### STATED GOAL
Where a line in the listing below contains the word "knots", copy that line.

### RECORDS TO USE

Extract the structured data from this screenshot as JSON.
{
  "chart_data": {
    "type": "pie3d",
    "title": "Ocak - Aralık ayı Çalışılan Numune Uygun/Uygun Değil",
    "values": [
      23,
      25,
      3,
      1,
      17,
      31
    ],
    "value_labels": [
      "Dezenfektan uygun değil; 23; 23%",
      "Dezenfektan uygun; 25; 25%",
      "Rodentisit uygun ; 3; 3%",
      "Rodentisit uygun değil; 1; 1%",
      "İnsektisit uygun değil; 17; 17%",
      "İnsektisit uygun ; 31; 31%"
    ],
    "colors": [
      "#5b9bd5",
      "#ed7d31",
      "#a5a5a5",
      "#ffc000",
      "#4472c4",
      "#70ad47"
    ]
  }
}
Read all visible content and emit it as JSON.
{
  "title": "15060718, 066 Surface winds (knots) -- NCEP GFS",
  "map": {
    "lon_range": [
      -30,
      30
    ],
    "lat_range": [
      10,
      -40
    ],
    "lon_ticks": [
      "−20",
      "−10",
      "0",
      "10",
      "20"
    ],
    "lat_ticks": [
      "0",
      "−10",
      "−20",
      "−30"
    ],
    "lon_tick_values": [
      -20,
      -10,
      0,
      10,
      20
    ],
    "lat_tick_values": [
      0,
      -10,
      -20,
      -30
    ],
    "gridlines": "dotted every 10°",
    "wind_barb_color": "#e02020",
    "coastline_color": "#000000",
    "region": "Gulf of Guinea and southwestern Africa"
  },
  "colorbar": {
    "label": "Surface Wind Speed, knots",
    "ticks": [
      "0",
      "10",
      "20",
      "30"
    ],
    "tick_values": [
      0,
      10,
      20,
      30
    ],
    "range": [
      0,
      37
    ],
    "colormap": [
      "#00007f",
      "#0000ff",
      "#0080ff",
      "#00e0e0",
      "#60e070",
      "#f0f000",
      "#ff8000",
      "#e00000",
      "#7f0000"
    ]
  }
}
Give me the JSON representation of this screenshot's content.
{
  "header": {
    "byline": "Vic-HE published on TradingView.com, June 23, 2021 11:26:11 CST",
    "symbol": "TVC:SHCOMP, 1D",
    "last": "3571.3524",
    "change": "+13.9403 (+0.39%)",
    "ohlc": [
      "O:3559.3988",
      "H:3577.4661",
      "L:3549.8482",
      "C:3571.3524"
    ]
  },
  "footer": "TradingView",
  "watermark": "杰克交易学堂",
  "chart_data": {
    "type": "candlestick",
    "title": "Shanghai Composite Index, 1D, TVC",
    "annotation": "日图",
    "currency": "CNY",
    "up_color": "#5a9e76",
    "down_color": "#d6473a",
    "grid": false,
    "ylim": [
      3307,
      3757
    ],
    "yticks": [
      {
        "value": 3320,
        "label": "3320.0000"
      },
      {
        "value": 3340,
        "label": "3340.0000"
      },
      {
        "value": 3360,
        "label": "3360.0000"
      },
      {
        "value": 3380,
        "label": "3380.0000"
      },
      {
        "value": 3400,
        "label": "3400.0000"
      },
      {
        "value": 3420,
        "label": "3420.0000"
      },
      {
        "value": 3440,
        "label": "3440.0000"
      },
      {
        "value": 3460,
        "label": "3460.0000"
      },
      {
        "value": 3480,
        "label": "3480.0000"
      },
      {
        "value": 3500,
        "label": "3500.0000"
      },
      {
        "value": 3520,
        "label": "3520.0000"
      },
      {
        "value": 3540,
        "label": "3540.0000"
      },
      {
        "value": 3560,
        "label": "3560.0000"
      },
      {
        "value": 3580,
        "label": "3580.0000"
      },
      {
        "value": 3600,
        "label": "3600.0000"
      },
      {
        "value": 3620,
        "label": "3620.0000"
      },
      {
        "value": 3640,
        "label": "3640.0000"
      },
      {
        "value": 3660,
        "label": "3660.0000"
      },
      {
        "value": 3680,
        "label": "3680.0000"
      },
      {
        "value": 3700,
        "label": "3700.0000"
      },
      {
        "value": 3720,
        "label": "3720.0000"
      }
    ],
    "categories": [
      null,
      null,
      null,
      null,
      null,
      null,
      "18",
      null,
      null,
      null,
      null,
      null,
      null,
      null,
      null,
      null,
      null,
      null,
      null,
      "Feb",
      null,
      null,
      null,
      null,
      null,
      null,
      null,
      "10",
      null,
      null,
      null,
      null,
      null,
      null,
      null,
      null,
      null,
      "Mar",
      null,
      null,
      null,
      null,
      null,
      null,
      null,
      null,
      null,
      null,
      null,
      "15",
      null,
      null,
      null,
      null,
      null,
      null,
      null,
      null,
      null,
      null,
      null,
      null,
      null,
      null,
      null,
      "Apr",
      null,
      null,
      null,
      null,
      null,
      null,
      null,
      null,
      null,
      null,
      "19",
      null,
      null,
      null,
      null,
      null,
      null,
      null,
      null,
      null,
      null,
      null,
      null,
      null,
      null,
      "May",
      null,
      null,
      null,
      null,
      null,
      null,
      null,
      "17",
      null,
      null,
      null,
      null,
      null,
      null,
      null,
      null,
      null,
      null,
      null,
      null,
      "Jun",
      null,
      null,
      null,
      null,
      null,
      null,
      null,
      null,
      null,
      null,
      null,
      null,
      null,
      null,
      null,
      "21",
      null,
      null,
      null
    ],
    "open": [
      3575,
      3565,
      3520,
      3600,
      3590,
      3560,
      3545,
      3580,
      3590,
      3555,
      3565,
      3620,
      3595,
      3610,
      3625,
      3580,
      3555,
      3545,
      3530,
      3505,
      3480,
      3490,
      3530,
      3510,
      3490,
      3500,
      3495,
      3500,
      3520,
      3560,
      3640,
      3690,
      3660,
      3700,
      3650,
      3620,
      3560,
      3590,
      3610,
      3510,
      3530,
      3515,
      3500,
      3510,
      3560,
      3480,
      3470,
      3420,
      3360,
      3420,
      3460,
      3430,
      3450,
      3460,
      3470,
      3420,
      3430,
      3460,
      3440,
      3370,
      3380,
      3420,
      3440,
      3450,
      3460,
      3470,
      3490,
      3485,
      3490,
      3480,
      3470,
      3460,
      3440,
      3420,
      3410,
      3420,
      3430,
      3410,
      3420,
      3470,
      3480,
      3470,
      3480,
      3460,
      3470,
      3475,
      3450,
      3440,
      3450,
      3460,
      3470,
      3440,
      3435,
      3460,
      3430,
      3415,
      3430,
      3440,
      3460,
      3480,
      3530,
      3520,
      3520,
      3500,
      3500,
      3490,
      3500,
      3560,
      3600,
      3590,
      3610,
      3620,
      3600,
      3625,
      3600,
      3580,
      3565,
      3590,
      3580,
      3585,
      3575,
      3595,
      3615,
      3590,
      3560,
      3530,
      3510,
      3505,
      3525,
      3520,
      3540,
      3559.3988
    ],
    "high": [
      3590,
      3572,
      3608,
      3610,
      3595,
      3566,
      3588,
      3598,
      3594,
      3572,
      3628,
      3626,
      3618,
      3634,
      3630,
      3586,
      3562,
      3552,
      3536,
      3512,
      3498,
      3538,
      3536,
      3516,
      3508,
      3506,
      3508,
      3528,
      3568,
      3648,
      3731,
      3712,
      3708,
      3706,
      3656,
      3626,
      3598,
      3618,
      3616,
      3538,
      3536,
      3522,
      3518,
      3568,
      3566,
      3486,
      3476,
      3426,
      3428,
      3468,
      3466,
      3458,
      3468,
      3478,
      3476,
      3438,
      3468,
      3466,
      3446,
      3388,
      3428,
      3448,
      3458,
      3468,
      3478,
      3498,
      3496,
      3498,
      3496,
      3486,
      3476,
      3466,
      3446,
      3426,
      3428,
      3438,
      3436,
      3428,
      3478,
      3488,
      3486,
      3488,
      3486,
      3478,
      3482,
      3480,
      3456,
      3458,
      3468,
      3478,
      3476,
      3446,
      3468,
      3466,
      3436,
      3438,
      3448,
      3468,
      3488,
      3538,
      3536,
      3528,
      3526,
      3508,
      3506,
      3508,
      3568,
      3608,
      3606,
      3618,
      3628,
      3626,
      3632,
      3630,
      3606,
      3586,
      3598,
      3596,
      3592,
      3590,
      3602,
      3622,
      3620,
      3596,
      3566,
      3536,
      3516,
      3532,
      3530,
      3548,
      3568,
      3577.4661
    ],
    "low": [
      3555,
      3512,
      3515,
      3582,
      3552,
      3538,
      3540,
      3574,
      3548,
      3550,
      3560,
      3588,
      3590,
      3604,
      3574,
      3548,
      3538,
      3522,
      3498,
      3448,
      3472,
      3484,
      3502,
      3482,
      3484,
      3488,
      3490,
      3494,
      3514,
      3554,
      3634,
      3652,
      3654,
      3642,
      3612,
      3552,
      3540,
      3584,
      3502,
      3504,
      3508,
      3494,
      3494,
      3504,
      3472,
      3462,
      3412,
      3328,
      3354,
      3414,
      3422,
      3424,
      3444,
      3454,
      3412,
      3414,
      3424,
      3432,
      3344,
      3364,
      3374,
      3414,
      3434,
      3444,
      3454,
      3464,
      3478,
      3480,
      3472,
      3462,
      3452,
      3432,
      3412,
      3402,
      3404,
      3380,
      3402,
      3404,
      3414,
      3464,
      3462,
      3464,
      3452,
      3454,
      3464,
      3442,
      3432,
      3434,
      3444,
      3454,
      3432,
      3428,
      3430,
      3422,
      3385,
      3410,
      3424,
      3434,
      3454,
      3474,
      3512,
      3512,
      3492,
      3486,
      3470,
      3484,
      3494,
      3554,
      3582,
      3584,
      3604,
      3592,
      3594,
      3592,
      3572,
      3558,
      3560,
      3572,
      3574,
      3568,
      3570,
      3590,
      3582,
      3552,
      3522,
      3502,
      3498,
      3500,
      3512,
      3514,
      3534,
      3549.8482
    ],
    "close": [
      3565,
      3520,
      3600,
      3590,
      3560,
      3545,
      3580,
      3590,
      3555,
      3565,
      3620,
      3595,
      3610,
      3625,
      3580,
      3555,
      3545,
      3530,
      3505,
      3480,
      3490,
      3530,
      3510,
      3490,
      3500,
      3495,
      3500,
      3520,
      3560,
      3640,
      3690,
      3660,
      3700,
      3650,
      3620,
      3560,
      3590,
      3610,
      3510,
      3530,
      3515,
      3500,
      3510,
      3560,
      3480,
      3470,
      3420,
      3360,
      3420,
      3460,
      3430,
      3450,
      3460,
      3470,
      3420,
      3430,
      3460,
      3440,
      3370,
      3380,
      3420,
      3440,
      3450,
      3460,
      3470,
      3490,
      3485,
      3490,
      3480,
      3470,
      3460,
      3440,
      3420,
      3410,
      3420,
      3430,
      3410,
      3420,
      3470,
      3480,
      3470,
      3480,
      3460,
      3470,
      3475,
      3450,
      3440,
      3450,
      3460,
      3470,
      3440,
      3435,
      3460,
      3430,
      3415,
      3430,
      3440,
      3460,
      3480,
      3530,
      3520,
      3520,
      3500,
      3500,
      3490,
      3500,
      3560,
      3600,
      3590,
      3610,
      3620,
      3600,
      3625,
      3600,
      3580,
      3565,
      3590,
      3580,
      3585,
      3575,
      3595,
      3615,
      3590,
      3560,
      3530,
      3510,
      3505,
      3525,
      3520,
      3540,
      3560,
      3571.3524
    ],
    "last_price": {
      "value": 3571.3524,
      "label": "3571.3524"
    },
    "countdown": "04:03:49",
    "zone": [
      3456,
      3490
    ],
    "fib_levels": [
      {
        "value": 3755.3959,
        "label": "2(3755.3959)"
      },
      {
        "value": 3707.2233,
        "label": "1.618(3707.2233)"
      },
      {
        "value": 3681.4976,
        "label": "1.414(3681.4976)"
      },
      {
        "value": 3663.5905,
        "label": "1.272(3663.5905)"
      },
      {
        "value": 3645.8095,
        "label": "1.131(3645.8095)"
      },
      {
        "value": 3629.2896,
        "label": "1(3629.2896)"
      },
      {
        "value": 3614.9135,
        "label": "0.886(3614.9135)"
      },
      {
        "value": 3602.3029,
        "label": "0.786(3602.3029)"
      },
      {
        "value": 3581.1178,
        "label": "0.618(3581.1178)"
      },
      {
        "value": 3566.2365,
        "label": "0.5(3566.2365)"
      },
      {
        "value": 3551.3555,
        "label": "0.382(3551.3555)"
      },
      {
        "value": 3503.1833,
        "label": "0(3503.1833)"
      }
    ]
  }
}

### COMPLETE ANSWER
  "title": "15060718, 066 Surface winds (knots) -- NCEP GFS",
    "label": "Surface Wind Speed, knots",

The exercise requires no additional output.